Given task
Every record below should be printed exactly as given.

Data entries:

+ + +

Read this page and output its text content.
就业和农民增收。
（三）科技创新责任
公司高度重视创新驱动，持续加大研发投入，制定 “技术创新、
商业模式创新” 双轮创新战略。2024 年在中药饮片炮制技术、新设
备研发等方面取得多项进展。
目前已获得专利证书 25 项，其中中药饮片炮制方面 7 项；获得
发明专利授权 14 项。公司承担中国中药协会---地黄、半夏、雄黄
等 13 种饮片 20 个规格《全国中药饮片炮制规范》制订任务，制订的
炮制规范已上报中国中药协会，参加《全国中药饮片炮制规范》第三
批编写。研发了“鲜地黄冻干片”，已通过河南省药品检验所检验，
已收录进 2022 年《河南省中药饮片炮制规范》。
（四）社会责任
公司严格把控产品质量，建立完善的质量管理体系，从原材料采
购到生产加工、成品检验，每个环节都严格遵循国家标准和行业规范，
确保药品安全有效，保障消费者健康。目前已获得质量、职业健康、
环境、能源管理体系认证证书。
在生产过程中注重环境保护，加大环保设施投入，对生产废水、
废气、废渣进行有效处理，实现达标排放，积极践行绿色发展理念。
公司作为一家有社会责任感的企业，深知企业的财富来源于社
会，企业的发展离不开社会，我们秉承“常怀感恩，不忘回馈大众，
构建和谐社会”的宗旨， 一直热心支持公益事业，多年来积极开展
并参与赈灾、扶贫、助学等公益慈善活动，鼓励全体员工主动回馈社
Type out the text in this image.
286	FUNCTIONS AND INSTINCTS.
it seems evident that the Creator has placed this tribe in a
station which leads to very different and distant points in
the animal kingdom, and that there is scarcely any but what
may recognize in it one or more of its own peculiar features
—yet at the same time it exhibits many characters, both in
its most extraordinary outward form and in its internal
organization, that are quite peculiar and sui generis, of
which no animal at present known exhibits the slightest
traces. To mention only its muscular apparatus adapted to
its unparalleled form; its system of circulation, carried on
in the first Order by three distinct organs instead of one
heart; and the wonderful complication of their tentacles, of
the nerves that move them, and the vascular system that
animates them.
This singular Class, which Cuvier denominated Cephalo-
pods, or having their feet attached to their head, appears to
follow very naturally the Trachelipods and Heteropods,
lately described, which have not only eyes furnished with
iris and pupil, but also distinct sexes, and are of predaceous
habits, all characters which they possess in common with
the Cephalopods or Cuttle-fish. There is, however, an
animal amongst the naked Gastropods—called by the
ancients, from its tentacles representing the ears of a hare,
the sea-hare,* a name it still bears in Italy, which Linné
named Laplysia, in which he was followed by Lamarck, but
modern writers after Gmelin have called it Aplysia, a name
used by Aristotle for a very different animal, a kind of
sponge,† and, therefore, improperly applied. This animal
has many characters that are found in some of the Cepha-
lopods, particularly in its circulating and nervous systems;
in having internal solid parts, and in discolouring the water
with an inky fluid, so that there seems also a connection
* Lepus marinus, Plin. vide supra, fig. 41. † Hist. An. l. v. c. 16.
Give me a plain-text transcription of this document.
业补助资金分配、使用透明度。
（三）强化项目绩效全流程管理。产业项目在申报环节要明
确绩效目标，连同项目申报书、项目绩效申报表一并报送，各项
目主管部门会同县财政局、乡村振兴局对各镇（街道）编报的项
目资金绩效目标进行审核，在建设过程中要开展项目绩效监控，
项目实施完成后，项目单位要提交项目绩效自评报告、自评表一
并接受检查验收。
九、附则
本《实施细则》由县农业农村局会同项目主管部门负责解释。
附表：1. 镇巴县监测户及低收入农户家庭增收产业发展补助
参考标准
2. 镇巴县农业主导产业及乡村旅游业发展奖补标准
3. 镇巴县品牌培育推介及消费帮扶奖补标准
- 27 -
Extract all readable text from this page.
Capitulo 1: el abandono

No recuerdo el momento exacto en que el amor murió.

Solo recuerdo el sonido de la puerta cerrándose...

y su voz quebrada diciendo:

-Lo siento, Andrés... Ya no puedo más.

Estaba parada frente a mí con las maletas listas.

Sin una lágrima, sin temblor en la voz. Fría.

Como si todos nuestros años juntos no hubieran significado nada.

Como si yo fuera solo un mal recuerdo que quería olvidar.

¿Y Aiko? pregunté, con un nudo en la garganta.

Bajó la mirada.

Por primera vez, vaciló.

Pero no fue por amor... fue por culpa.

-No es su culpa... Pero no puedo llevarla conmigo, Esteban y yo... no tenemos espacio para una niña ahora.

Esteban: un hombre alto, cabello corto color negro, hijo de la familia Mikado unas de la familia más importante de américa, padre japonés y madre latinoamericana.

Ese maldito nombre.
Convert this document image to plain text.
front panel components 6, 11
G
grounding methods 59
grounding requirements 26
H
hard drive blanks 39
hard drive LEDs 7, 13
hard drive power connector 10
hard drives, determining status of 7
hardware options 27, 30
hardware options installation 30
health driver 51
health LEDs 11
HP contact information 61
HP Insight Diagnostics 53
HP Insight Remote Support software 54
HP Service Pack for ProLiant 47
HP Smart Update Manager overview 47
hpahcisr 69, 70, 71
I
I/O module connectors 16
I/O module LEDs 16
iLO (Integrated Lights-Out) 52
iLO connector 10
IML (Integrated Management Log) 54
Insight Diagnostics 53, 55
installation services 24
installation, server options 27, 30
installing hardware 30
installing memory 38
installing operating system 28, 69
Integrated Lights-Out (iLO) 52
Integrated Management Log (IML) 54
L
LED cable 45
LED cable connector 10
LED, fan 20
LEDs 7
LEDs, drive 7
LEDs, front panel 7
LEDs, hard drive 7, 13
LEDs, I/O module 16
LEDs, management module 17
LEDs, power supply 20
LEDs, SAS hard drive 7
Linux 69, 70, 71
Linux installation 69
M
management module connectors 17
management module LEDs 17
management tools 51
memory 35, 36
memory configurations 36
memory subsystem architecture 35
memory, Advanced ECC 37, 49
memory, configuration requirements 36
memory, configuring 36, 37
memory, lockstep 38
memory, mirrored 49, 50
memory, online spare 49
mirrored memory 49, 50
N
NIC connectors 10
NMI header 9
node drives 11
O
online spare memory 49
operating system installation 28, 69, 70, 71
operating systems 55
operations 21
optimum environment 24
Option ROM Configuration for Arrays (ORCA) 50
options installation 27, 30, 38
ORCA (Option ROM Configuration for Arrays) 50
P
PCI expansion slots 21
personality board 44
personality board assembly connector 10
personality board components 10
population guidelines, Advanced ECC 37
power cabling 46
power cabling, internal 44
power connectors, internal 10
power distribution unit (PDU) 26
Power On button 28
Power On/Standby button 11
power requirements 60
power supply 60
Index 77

+ + +

Exercise solution
Read this page and output its text content.
就业和农民增收。
（三）科技创新责任
公司高度重视创新驱动，持续加大研发投入，制定 “技术创新、
商业模式创新” 双轮创新战略。2024 年在中药饮片炮制技术、新设
备研发等方面取得多项进展。
目前已获得专利证书 25 项，其中中药饮片炮制方面 7 项；获得
发明专利授权 14 项。公司承担中国中药协会---地黄、半夏、雄黄
等 13 种饮片 20 个规格《全国中药饮片炮制规范》制订任务，制订的
炮制规范已上报中国中药协会，参加《全国中药饮片炮制规范》第三
批编写。研发了“鲜地黄冻干片”，已通过河南省药品检验所检验，
已收录进 2022 年《河南省中药饮片炮制规范》。
（四）社会责任
公司严格把控产品质量，建立完善的质量管理体系，从原材料采
购到生产加工、成品检验，每个环节都严格遵循国家标准和行业规范，
确保药品安全有效，保障消费者健康。目前已获得质量、职业健康、
环境、能源管理体系认证证书。
在生产过程中注重环境保护，加大环保设施投入，对生产废水、
废气、废渣进行有效处理，实现达标排放，积极践行绿色发展理念。
公司作为一家有社会责任感的企业，深知企业的财富来源于社
会，企业的发展离不开社会，我们秉承“常怀感恩，不忘回馈大众，
构建和谐社会”的宗旨， 一直热心支持公益事业，多年来积极开展
并参与赈灾、扶贫、助学等公益慈善活动，鼓励全体员工主动回馈社
Type out the text in this image.
286	FUNCTIONS AND INSTINCTS.
it seems evident that the Creator has placed this tribe in a
station which leads to very different and distant points in
the animal kingdom, and that there is scarcely any but what
may recognize in it one or more of its own peculiar features
—yet at the same time it exhibits many characters, both in
its most extraordinary outward form and in its internal
organization, that are quite peculiar and sui generis, of
which no animal at present known exhibits the slightest
traces. To mention only its muscular apparatus adapted to
its unparalleled form; its system of circulation, carried on
in the first Order by three distinct organs instead of one
heart; and the wonderful complication of their tentacles, of
the nerves that move them, and the vascular system that
animates them.
This singular Class, which Cuvier denominated Cephalo-
pods, or having their feet attached to their head, appears to
follow very naturally the Trachelipods and Heteropods,
lately described, which have not only eyes furnished with
iris and pupil, but also distinct sexes, and are of predaceous
habits, all characters which they possess in common with
the Cephalopods or Cuttle-fish. There is, however, an
animal amongst the naked Gastropods—called by the
ancients, from its tentacles representing the ears of a hare,
the sea-hare,* a name it still bears in Italy, which Linné
named Laplysia, in which he was followed by Lamarck, but
modern writers after Gmelin have called it Aplysia, a name
used by Aristotle for a very different animal, a kind of
sponge,† and, therefore, improperly applied. This animal
has many characters that are found in some of the Cepha-
lopods, particularly in its circulating and nervous systems;
in having internal solid parts, and in discolouring the water
with an inky fluid, so that there seems also a connection
* Lepus marinus, Plin. vide supra, fig. 41. † Hist. An. l. v. c. 16.
Give me a plain-text transcription of this document.
业补助资金分配、使用透明度。
（三）强化项目绩效全流程管理。产业项目在申报环节要明
确绩效目标，连同项目申报书、项目绩效申报表一并报送，各项
目主管部门会同县财政局、乡村振兴局对各镇（街道）编报的项
目资金绩效目标进行审核，在建设过程中要开展项目绩效监控，
项目实施完成后，项目单位要提交项目绩效自评报告、自评表一
并接受检查验收。
九、附则
本《实施细则》由县农业农村局会同项目主管部门负责解释。
附表：1. 镇巴县监测户及低收入农户家庭增收产业发展补助
参考标准
2. 镇巴县农业主导产业及乡村旅游业发展奖补标准
3. 镇巴县品牌培育推介及消费帮扶奖补标准
- 27 -
Extract all readable text from this page.
Capitulo 1: el abandono

No recuerdo el momento exacto en que el amor murió.

Solo recuerdo el sonido de la puerta cerrándose...

y su voz quebrada diciendo:

-Lo siento, Andrés... Ya no puedo más.

Estaba parada frente a mí con las maletas listas.

Sin una lágrima, sin temblor en la voz. Fría.

Como si todos nuestros años juntos no hubieran significado nada.

Como si yo fuera solo un mal recuerdo que quería olvidar.

¿Y Aiko? pregunté, con un nudo en la garganta.

Bajó la mirada.

Por primera vez, vaciló.

Pero no fue por amor... fue por culpa.

-No es su culpa... Pero no puedo llevarla conmigo, Esteban y yo... no tenemos espacio para una niña ahora.

Esteban: un hombre alto, cabello corto color negro, hijo de la familia Mikado unas de la familia más importante de américa, padre japonés y madre latinoamericana.

Ese maldito nombre.
Convert this document image to plain text.
front panel components 6, 11
G
grounding methods 59
grounding requirements 26
H
hard drive blanks 39
hard drive LEDs 7, 13
hard drive power connector 10
hard drives, determining status of 7
hardware options 27, 30
hardware options installation 30
health driver 51
health LEDs 11
HP contact information 61
HP Insight Diagnostics 53
HP Insight Remote Support software 54
HP Service Pack for ProLiant 47
HP Smart Update Manager overview 47
hpahcisr 69, 70, 71
I
I/O module connectors 16
I/O module LEDs 16
iLO (Integrated Lights-Out) 52
iLO connector 10
IML (Integrated Management Log) 54
Insight Diagnostics 53, 55
installation services 24
installation, server options 27, 30
installing hardware 30
installing memory 38
installing operating system 28, 69
Integrated Lights-Out (iLO) 52
Integrated Management Log (IML) 54
L
LED cable 45
LED cable connector 10
LED, fan 20
LEDs 7
LEDs, drive 7
LEDs, front panel 7
LEDs, hard drive 7, 13
LEDs, I/O module 16
LEDs, management module 17
LEDs, power supply 20
LEDs, SAS hard drive 7
Linux 69, 70, 71
Linux installation 69
M
management module connectors 17
management module LEDs 17
management tools 51
memory 35, 36
memory configurations 36
memory subsystem architecture 35
memory, Advanced ECC 37, 49
memory, configuration requirements 36
memory, configuring 36, 37
memory, lockstep 38
memory, mirrored 49, 50
memory, online spare 49
mirrored memory 49, 50
N
NIC connectors 10
NMI header 9
node drives 11
O
online spare memory 49
operating system installation 28, 69, 70, 71
operating systems 55
operations 21
optimum environment 24
Option ROM Configuration for Arrays (ORCA) 50
options installation 27, 30, 38
ORCA (Option ROM Configuration for Arrays) 50
P
PCI expansion slots 21
personality board 44
personality board assembly connector 10
personality board components 10
population guidelines, Advanced ECC 37
power cabling 46
power cabling, internal 44
power connectors, internal 10
power distribution unit (PDU) 26
Power On button 28
Power On/Standby button 11
power requirements 60
power supply 60
Index 77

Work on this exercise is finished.